| Written request |
Copy down all of the data underneath, exactly as shown.

Collected data
-- BEGIN --

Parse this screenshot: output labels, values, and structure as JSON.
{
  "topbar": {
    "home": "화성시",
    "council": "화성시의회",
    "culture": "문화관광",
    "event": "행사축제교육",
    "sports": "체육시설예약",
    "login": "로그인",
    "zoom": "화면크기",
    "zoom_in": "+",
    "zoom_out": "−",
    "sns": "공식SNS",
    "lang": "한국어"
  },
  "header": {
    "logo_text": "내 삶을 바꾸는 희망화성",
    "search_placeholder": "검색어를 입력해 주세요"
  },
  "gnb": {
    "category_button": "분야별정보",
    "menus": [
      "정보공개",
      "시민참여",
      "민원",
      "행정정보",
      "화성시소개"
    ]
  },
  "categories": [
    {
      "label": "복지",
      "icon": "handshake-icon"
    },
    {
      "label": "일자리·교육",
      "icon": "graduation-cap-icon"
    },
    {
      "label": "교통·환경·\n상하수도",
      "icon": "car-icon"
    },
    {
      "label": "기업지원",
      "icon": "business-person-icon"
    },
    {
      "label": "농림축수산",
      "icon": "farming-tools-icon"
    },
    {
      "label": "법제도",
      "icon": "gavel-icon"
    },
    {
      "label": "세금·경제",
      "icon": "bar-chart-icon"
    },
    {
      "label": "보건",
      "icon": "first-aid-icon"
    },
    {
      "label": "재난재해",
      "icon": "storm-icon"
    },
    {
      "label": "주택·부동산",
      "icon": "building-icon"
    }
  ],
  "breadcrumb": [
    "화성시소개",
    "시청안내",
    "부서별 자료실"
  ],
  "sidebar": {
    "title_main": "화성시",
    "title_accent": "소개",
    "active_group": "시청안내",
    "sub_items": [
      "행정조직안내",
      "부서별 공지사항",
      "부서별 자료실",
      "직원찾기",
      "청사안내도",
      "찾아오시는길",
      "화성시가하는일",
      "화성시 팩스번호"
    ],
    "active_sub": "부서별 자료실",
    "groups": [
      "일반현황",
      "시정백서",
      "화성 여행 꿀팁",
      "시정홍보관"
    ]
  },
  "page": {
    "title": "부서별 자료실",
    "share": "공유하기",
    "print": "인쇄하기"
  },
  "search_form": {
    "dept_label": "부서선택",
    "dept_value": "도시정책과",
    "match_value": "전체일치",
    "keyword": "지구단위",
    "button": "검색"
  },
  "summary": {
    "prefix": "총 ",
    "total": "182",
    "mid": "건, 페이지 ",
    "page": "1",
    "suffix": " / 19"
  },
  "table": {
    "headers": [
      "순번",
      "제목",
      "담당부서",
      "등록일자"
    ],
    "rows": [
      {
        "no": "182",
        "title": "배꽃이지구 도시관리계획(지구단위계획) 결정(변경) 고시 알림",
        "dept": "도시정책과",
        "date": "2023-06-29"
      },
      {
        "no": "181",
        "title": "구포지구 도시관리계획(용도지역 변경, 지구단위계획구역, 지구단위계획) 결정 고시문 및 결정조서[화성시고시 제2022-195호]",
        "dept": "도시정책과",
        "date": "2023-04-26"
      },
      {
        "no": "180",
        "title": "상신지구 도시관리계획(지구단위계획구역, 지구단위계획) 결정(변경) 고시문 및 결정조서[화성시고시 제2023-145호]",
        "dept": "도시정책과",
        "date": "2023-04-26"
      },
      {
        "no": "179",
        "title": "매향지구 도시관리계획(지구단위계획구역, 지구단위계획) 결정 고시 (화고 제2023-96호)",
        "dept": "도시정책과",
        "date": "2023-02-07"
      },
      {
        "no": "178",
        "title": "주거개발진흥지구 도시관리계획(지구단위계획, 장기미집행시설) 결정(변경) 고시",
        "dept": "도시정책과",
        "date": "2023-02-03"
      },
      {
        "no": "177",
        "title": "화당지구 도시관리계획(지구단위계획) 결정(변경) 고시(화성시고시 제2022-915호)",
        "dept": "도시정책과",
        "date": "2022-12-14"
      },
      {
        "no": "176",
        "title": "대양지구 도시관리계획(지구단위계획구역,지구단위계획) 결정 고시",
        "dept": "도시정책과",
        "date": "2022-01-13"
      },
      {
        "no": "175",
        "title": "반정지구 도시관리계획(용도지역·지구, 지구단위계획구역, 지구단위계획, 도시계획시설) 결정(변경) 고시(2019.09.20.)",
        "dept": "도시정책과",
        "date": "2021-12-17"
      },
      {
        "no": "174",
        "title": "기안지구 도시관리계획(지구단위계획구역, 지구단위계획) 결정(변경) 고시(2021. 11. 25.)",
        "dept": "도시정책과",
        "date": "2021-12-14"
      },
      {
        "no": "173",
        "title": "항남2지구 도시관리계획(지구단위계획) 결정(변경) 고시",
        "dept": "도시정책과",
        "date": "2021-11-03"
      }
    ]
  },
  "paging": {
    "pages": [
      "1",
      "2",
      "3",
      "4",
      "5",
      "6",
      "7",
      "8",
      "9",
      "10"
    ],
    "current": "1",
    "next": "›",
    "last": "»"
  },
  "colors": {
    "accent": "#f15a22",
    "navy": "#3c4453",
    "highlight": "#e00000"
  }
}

-- END --

| Solution to this task |
Parse this screenshot: output labels, values, and structure as JSON.
{
  "topbar": {
    "home": "화성시",
    "council": "화성시의회",
    "culture": "문화관광",
    "event": "행사축제교육",
    "sports": "체육시설예약",
    "login": "로그인",
    "zoom": "화면크기",
    "zoom_in": "+",
    "zoom_out": "−",
    "sns": "공식SNS",
    "lang": "한국어"
  },
  "header": {
    "logo_text": "내 삶을 바꾸는 희망화성",
    "search_placeholder": "검색어를 입력해 주세요"
  },
  "gnb": {
    "category_button": "분야별정보",
    "menus": [
      "정보공개",
      "시민참여",
      "민원",
      "행정정보",
      "화성시소개"
    ]
  },
  "categories": [
    {
      "label": "복지",
      "icon": "handshake-icon"
    },
    {
      "label": "일자리·교육",
      "icon": "graduation-cap-icon"
    },
    {
      "label": "교통·환경·\n상하수도",
      "icon": "car-icon"
    },
    {
      "label": "기업지원",
      "icon": "business-person-icon"
    },
    {
      "label": "농림축수산",
      "icon": "farming-tools-icon"
    },
    {
      "label": "법제도",
      "icon": "gavel-icon"
    },
    {
      "label": "세금·경제",
      "icon": "bar-chart-icon"
    },
    {
      "label": "보건",
      "icon": "first-aid-icon"
    },
    {
      "label": "재난재해",
      "icon": "storm-icon"
    },
    {
      "label": "주택·부동산",
      "icon": "building-icon"
    }
  ],
  "breadcrumb": [
    "화성시소개",
    "시청안내",
    "부서별 자료실"
  ],
  "sidebar": {
    "title_main": "화성시",
    "title_accent": "소개",
    "active_group": "시청안내",
    "sub_items": [
      "행정조직안내",
      "부서별 공지사항",
      "부서별 자료실",
      "직원찾기",
      "청사안내도",
      "찾아오시는길",
      "화성시가하는일",
      "화성시 팩스번호"
    ],
    "active_sub": "부서별 자료실",
    "groups": [
      "일반현황",
      "시정백서",
      "화성 여행 꿀팁",
      "시정홍보관"
    ]
  },
  "page": {
    "title": "부서별 자료실",
    "share": "공유하기",
    "print": "인쇄하기"
  },
  "search_form": {
    "dept_label": "부서선택",
    "dept_value": "도시정책과",
    "match_value": "전체일치",
    "keyword": "지구단위",
    "button": "검색"
  },
  "summary": {
    "prefix": "총 ",
    "total": "182",
    "mid": "건, 페이지 ",
    "page": "1",
    "suffix": " / 19"
  },
  "table": {
    "headers": [
      "순번",
      "제목",
      "담당부서",
      "등록일자"
    ],
    "rows": [
      {
        "no": "182",
        "title": "배꽃이지구 도시관리계획(지구단위계획) 결정(변경) 고시 알림",
        "dept": "도시정책과",
        "date": "2023-06-29"
      },
      {
        "no": "181",
        "title": "구포지구 도시관리계획(용도지역 변경, 지구단위계획구역, 지구단위계획) 결정 고시문 및 결정조서[화성시고시 제2022-195호]",
        "dept": "도시정책과",
        "date": "2023-04-26"
      },
      {
        "no": "180",
        "title": "상신지구 도시관리계획(지구단위계획구역, 지구단위계획) 결정(변경) 고시문 및 결정조서[화성시고시 제2023-145호]",
        "dept": "도시정책과",
        "date": "2023-04-26"
      },
      {
        "no": "179",
        "title": "매향지구 도시관리계획(지구단위계획구역, 지구단위계획) 결정 고시 (화고 제2023-96호)",
        "dept": "도시정책과",
        "date": "2023-02-07"
      },
      {
        "no": "178",
        "title": "주거개발진흥지구 도시관리계획(지구단위계획, 장기미집행시설) 결정(변경) 고시",
        "dept": "도시정책과",
        "date": "2023-02-03"
      },
      {
        "no": "177",
        "title": "화당지구 도시관리계획(지구단위계획) 결정(변경) 고시(화성시고시 제2022-915호)",
        "dept": "도시정책과",
        "date": "2022-12-14"
      },
      {
        "no": "176",
        "title": "대양지구 도시관리계획(지구단위계획구역,지구단위계획) 결정 고시",
        "dept": "도시정책과",
        "date": "2022-01-13"
      },
      {
        "no": "175",
        "title": "반정지구 도시관리계획(용도지역·지구, 지구단위계획구역, 지구단위계획, 도시계획시설) 결정(변경) 고시(2019.09.20.)",
        "dept": "도시정책과",
        "date": "2021-12-17"
      },
      {
        "no": "174",
        "title": "기안지구 도시관리계획(지구단위계획구역, 지구단위계획) 결정(변경) 고시(2021. 11. 25.)",
        "dept": "도시정책과",
        "date": "2021-12-14"
      },
      {
        "no": "173",
        "title": "항남2지구 도시관리계획(지구단위계획) 결정(변경) 고시",
        "dept": "도시정책과",
        "date": "2021-11-03"
      }
    ]
  },
  "paging": {
    "pages": [
      "1",
      "2",
      "3",
      "4",
      "5",
      "6",
      "7",
      "8",
      "9",
      "10"
    ],
    "current": "1",
    "next": "›",
    "last": "»"
  },
  "colors": {
    "accent": "#f15a22",
    "navy": "#3c4453",
    "highlight": "#e00000"
  }
}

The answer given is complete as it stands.